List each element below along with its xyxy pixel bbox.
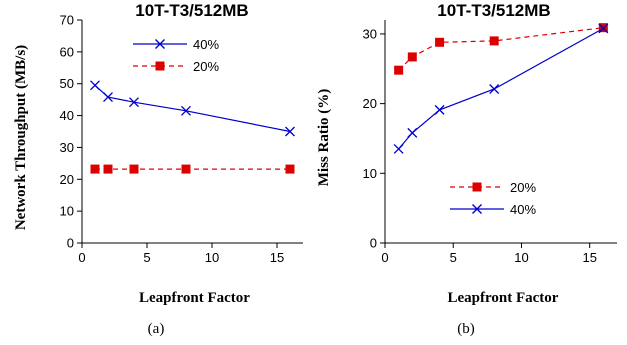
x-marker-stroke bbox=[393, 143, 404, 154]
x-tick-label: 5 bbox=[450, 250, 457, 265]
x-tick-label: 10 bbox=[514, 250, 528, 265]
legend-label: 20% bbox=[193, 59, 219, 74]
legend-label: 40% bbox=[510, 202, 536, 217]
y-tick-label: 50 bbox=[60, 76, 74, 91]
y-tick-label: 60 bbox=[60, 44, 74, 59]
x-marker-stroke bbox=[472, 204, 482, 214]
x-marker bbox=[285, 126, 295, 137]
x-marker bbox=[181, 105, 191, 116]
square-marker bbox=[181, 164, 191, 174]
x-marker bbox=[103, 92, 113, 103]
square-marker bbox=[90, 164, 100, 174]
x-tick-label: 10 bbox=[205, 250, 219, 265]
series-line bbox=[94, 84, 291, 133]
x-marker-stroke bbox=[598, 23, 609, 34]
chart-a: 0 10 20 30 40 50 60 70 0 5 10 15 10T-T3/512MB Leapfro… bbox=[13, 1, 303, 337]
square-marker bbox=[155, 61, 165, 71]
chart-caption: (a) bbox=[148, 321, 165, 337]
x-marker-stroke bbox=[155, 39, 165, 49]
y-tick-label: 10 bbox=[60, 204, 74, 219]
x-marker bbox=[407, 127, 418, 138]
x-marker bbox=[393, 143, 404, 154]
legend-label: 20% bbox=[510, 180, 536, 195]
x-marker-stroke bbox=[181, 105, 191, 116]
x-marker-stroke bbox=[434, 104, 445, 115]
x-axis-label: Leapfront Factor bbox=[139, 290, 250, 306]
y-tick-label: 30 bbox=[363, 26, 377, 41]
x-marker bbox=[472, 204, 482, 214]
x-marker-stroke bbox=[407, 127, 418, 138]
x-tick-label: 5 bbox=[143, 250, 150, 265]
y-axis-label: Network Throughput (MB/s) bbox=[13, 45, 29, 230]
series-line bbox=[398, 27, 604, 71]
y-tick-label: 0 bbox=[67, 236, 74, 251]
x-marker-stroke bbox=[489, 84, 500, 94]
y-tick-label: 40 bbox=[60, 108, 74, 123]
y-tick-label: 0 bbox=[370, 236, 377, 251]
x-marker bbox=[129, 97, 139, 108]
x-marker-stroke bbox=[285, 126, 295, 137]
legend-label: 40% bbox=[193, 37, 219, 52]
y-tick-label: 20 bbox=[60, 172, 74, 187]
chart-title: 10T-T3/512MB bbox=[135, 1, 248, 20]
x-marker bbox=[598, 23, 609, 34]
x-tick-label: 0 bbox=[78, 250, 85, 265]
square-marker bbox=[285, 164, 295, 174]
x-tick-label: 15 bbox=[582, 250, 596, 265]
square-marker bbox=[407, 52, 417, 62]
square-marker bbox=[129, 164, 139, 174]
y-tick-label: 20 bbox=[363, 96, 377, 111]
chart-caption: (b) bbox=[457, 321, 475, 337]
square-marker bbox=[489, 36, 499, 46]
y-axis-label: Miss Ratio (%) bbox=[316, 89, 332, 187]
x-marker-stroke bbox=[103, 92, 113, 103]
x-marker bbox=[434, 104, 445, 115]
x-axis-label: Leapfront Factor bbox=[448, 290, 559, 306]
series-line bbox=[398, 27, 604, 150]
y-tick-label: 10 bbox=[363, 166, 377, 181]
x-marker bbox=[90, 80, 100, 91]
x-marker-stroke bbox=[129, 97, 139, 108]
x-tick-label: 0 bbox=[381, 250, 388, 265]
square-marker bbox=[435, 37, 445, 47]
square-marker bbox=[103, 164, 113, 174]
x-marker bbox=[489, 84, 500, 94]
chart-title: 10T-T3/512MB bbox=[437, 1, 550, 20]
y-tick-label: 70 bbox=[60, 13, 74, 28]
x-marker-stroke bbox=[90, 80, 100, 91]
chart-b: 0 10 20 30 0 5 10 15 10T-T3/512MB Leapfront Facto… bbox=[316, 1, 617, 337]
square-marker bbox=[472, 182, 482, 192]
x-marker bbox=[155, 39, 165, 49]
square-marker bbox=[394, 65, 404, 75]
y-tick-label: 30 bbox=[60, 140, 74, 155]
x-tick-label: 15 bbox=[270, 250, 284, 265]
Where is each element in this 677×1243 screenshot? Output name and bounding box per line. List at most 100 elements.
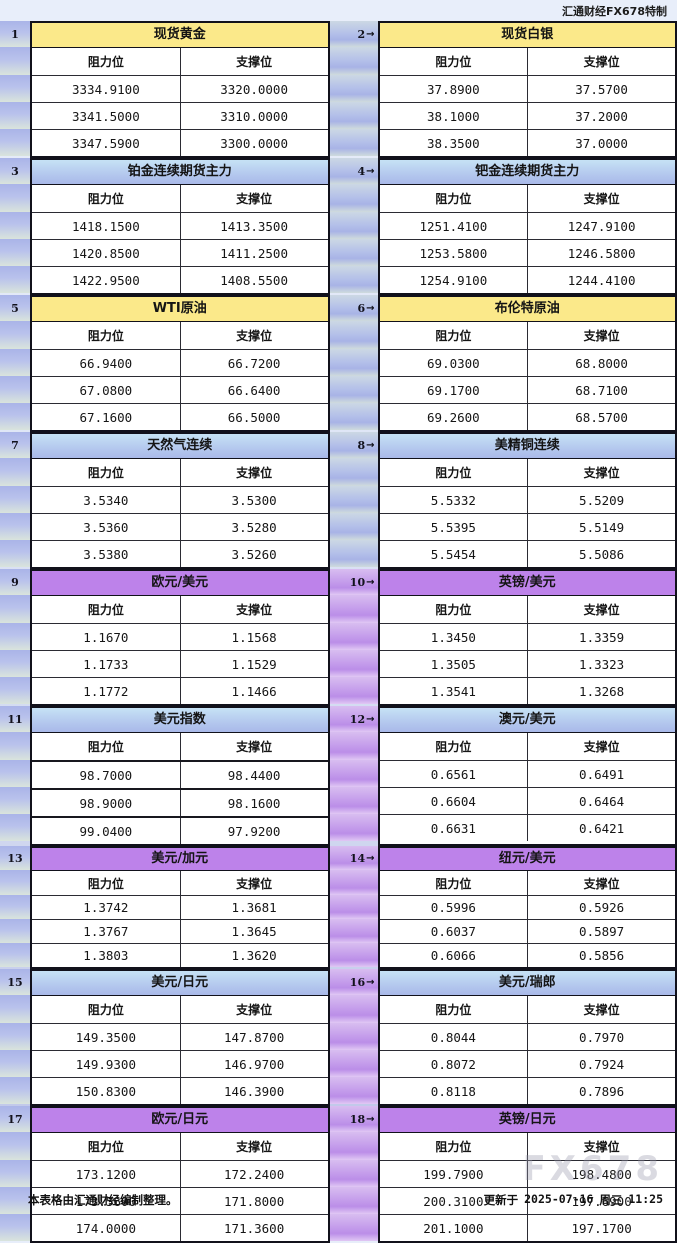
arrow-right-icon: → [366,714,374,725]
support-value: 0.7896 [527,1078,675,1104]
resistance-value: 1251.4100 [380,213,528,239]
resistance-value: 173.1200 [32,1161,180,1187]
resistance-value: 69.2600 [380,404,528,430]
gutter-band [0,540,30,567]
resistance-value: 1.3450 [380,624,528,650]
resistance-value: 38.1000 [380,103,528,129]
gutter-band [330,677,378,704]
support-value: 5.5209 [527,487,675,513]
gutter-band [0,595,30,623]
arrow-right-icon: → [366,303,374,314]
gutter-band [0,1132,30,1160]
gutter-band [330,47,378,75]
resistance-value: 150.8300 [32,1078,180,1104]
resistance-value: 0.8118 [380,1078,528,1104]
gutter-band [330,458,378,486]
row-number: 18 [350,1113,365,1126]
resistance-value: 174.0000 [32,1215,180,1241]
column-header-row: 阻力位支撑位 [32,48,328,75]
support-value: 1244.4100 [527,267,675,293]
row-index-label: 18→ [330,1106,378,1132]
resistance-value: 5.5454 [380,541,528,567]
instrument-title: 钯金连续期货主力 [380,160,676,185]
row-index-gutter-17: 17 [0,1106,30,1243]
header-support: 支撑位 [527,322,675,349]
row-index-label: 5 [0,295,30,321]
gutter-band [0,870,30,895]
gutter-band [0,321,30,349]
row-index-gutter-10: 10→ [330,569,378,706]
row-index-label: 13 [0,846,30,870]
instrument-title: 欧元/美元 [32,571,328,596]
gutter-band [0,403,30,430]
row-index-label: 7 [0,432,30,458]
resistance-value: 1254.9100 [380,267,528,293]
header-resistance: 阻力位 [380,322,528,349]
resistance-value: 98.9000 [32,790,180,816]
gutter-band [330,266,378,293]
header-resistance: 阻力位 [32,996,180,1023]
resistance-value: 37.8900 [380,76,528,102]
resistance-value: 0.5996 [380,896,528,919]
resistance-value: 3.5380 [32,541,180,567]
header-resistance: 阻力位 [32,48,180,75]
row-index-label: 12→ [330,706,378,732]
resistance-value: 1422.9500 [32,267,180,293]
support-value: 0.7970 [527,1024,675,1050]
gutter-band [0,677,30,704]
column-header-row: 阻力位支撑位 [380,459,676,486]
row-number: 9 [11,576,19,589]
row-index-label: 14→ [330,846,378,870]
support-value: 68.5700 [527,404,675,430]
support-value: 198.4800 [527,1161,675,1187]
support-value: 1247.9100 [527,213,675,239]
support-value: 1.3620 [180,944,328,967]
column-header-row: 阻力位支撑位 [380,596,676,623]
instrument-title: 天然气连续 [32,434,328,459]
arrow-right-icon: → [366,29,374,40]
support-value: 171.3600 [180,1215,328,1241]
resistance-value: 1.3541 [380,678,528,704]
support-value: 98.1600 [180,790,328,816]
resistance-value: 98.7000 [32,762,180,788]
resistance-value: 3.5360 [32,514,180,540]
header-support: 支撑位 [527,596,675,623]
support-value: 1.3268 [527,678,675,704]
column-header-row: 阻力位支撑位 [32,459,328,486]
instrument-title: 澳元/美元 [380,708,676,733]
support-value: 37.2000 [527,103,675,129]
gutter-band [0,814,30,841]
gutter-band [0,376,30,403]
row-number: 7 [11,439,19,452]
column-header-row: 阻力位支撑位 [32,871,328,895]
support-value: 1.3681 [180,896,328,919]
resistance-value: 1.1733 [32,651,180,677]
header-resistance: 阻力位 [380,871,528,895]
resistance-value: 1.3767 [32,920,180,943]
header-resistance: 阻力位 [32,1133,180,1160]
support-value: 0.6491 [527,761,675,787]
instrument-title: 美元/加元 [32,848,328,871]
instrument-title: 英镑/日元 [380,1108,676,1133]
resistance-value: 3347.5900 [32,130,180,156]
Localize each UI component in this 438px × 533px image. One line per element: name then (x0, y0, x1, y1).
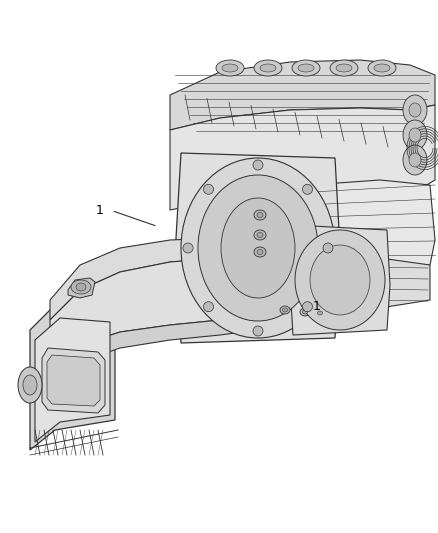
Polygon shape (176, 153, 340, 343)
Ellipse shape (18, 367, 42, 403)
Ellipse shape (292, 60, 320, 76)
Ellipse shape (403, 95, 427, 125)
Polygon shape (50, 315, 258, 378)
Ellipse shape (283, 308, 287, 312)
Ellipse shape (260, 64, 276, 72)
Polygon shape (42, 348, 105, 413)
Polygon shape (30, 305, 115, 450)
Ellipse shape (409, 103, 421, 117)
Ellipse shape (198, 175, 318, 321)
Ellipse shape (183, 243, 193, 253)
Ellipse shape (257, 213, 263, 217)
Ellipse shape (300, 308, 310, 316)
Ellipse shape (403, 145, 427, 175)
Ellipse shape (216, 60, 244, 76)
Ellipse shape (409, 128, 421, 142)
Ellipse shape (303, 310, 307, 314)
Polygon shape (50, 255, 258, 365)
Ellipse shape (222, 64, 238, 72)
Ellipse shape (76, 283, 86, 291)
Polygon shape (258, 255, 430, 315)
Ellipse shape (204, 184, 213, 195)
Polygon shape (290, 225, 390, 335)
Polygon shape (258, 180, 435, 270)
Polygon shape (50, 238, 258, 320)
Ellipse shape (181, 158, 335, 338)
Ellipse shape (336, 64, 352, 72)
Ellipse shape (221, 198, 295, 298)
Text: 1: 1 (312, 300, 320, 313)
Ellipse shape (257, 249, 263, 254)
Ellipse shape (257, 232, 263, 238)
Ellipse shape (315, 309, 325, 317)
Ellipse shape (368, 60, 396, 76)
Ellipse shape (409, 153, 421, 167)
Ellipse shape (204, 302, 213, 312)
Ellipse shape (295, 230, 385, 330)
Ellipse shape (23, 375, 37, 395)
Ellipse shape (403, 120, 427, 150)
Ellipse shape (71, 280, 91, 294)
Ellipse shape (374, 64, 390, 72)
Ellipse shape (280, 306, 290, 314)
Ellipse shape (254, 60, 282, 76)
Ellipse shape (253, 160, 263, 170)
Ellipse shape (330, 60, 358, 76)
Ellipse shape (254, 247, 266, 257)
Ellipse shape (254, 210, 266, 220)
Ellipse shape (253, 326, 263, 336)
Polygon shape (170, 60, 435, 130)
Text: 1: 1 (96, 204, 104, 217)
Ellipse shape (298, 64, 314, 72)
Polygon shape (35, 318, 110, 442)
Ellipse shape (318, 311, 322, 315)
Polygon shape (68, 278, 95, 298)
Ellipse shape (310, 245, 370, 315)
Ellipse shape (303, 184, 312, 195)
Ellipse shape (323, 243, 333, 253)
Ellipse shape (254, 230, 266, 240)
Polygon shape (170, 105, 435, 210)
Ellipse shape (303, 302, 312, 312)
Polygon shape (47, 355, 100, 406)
┄┄┄┄┄┄┄┄┄┄┄┄┄┄┄┄┄┄┄┄
#### [Direction]
Can you convert the part that opens with the line containing "Polygon shape (176, 153, 340, 343)" and closes with the line containing "Ellipse shape (303, 310, 307, 314)" into a JSON list of strings, one string per line, leaving out any blank lines?

#### [Task response]
[
  "Polygon shape (176, 153, 340, 343)",
  "Ellipse shape (18, 367, 42, 403)",
  "Ellipse shape (292, 60, 320, 76)",
  "Ellipse shape (403, 95, 427, 125)",
  "Polygon shape (50, 315, 258, 378)",
  "Ellipse shape (283, 308, 287, 312)",
  "Ellipse shape (260, 64, 276, 72)",
  "Polygon shape (42, 348, 105, 413)",
  "Polygon shape (30, 305, 115, 450)",
  "Ellipse shape (409, 103, 421, 117)",
  "Ellipse shape (198, 175, 318, 321)",
  "Ellipse shape (183, 243, 193, 253)",
  "Ellipse shape (257, 213, 263, 217)",
  "Ellipse shape (300, 308, 310, 316)",
  "Ellipse shape (403, 145, 427, 175)",
  "Ellipse shape (216, 60, 244, 76)",
  "Ellipse shape (409, 128, 421, 142)",
  "Ellipse shape (303, 310, 307, 314)"
]